● Written task: Sort through the data and copy the lines holding the word "content".

● Data to use:
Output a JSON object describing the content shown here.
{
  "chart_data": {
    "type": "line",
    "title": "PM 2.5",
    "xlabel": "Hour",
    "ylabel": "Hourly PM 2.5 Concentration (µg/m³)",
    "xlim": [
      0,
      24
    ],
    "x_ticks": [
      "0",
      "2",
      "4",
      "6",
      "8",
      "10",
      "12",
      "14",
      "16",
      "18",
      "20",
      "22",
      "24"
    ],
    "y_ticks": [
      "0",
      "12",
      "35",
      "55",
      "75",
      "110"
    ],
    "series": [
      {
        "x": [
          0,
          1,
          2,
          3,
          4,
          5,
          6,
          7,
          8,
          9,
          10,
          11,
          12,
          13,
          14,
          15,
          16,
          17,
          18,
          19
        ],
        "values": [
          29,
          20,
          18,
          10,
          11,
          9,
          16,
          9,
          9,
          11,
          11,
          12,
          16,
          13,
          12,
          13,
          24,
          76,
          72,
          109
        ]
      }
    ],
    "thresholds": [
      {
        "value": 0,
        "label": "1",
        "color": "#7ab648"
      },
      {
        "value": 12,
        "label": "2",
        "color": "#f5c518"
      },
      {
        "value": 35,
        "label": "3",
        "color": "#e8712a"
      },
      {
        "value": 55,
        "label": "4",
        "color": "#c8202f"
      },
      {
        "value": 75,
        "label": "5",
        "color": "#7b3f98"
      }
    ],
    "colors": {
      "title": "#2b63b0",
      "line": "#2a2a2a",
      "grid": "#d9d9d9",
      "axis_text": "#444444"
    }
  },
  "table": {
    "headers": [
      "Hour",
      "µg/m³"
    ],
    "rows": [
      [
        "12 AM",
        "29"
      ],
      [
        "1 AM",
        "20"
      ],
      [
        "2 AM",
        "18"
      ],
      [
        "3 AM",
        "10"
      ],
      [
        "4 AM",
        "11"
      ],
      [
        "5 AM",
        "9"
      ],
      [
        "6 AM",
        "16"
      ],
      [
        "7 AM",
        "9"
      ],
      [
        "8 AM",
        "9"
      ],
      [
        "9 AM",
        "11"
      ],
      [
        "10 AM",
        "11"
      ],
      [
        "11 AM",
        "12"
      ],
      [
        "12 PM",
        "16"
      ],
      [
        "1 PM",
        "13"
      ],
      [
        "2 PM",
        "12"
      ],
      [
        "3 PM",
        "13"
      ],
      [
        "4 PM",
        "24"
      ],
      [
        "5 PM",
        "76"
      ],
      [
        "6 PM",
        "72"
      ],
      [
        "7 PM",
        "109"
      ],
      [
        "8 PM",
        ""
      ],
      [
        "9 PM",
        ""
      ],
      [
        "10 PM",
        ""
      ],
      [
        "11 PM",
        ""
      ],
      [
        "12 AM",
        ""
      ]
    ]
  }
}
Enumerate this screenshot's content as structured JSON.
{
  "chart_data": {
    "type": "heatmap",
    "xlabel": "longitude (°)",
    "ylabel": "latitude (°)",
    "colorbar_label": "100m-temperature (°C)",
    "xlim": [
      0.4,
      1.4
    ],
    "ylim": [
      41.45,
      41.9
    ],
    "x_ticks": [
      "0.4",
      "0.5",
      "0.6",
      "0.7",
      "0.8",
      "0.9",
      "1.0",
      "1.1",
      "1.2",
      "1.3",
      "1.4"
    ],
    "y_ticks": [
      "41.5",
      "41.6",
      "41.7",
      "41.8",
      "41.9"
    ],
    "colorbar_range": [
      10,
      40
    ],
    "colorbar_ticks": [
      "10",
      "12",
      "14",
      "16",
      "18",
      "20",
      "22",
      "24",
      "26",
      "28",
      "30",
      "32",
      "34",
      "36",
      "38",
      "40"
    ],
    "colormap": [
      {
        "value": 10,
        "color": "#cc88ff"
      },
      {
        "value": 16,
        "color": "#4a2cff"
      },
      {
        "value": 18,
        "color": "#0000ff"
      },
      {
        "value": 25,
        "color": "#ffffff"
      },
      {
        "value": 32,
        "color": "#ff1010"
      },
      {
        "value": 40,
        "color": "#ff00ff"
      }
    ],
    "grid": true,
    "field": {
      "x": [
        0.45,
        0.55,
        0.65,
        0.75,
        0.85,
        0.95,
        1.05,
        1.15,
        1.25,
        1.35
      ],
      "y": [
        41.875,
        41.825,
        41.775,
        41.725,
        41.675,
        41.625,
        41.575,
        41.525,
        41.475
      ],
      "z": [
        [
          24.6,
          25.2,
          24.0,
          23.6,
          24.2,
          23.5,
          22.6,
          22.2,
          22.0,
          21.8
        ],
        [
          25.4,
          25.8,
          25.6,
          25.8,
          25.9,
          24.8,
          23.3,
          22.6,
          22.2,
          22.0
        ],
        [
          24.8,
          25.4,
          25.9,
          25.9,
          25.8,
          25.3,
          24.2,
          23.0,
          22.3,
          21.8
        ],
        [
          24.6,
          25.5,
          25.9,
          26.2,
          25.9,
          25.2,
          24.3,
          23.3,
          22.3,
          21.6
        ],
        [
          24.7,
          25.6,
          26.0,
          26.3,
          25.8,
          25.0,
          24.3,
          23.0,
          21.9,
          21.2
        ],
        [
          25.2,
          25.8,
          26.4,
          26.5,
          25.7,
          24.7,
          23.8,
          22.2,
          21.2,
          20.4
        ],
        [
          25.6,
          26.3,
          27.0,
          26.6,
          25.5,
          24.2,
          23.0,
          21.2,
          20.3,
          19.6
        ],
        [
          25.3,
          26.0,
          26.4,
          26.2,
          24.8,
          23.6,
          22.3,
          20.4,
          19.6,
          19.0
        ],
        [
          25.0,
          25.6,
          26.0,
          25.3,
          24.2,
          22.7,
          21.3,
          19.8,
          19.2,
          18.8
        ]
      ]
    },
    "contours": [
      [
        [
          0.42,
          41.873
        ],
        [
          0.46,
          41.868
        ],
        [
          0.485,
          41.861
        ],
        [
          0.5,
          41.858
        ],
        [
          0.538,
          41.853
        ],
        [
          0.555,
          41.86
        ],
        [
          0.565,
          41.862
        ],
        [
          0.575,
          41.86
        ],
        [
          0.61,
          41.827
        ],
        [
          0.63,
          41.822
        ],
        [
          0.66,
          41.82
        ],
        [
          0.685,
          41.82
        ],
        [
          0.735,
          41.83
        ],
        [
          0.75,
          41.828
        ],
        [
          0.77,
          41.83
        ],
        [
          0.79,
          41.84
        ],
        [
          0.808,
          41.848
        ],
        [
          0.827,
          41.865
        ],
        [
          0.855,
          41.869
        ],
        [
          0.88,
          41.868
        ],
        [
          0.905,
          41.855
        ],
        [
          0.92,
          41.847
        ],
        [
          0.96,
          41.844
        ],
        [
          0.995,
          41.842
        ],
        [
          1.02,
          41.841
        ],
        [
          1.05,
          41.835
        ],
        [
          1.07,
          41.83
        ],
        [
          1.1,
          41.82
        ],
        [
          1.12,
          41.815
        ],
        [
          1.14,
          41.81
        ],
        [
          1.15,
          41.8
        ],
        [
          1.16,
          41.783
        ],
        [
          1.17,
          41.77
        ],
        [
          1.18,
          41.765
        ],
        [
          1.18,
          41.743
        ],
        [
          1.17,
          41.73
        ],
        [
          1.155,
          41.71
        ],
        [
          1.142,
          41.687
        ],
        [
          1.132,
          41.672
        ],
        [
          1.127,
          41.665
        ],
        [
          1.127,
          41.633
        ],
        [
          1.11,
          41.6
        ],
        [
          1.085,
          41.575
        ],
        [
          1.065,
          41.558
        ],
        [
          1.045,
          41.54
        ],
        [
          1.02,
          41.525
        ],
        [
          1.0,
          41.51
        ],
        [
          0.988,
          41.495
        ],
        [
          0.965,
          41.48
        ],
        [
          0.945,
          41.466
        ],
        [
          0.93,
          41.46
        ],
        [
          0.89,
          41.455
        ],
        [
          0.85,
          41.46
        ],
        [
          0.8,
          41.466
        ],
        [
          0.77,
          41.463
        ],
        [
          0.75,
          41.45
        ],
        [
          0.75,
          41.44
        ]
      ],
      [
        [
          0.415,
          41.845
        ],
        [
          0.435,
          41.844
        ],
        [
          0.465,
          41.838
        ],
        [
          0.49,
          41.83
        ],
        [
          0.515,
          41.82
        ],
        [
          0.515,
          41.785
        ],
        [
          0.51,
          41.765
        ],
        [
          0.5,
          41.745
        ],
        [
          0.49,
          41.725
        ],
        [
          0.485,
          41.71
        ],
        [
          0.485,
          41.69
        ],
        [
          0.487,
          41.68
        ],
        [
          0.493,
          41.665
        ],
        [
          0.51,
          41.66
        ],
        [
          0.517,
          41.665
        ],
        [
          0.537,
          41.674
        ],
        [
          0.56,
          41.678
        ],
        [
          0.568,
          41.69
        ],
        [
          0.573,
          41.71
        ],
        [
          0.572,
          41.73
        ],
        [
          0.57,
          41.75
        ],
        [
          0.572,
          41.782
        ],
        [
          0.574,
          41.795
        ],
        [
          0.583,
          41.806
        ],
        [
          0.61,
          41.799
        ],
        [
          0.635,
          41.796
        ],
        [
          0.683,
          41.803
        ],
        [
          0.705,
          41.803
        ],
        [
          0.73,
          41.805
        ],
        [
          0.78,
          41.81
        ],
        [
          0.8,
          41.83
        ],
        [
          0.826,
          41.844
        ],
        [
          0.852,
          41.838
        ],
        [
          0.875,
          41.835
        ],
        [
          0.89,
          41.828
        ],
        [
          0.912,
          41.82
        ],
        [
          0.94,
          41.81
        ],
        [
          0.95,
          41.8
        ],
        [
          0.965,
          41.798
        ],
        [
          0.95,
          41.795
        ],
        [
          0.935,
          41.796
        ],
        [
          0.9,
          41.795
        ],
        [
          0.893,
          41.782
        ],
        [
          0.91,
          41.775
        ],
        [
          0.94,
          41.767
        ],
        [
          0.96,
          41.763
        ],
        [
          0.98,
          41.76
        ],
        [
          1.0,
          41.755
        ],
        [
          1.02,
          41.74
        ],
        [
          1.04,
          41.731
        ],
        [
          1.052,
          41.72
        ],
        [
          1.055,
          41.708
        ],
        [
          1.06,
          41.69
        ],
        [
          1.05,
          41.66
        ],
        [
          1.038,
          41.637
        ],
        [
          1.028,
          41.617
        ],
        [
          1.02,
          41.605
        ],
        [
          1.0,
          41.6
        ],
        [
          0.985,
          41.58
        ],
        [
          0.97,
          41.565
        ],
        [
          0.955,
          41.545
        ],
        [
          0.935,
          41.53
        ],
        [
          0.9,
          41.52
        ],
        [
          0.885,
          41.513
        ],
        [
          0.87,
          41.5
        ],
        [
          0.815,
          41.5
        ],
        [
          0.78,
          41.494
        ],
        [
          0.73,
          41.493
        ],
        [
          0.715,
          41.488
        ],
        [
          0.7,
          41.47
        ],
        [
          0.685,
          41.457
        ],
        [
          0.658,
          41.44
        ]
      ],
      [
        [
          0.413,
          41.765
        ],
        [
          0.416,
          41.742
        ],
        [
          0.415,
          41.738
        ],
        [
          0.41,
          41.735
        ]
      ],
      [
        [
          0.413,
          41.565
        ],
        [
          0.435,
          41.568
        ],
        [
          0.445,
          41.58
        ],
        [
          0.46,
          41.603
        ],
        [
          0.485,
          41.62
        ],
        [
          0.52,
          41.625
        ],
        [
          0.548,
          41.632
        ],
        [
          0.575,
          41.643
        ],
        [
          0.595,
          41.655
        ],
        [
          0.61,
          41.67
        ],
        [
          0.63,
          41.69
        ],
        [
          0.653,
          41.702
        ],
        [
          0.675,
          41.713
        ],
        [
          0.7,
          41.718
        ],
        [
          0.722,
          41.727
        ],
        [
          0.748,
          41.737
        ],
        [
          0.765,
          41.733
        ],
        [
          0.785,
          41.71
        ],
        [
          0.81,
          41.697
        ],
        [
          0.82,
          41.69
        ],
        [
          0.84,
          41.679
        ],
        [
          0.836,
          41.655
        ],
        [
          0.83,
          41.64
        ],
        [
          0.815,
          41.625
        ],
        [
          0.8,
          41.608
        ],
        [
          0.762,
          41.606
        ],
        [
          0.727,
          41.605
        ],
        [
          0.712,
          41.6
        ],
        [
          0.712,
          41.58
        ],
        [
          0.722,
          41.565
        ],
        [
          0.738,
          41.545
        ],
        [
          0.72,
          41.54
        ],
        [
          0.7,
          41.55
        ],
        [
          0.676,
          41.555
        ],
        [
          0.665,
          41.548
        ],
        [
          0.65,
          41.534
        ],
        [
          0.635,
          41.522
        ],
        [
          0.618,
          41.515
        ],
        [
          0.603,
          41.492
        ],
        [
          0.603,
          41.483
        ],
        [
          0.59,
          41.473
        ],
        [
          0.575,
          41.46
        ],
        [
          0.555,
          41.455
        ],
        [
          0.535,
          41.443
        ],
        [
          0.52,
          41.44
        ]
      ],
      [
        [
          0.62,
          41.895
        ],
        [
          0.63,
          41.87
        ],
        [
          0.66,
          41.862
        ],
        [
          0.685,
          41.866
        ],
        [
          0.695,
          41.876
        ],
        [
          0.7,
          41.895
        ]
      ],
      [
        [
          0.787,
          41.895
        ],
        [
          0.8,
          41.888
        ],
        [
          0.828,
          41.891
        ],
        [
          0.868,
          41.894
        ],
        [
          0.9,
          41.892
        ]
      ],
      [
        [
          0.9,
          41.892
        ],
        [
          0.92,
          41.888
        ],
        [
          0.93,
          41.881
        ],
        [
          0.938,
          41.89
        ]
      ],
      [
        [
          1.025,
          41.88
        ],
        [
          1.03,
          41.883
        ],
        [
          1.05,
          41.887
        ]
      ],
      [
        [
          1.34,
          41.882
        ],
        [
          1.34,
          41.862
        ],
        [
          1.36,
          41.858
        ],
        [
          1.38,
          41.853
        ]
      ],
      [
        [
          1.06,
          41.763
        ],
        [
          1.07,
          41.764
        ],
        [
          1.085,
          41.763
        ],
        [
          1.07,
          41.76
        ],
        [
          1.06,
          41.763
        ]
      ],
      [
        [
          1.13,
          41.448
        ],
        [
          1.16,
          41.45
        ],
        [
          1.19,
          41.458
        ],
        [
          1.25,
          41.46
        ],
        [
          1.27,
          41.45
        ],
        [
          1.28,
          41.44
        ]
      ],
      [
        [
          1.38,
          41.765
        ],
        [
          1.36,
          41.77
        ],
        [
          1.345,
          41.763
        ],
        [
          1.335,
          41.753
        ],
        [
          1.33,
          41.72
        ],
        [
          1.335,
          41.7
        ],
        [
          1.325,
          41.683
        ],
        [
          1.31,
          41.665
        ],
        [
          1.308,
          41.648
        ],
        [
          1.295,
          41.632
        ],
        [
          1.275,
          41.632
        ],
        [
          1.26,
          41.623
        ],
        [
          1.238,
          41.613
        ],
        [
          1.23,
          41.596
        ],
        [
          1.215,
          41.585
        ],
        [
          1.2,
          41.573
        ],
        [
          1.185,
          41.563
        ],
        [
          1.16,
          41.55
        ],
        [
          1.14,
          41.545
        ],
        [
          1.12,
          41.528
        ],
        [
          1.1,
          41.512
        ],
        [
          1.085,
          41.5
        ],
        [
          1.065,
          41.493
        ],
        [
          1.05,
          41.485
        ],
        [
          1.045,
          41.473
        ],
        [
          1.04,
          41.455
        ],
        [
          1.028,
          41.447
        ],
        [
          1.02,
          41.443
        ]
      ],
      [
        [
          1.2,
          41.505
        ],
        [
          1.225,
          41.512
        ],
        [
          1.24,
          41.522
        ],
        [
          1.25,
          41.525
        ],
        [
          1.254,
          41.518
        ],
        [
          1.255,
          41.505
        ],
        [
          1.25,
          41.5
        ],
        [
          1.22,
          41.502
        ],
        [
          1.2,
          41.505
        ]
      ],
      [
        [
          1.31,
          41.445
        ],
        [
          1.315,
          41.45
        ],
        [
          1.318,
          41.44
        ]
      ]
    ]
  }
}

● Problem solution:
Output a JSON object describing the content shown here.
Enumerate this screenshot's content as structured JSON.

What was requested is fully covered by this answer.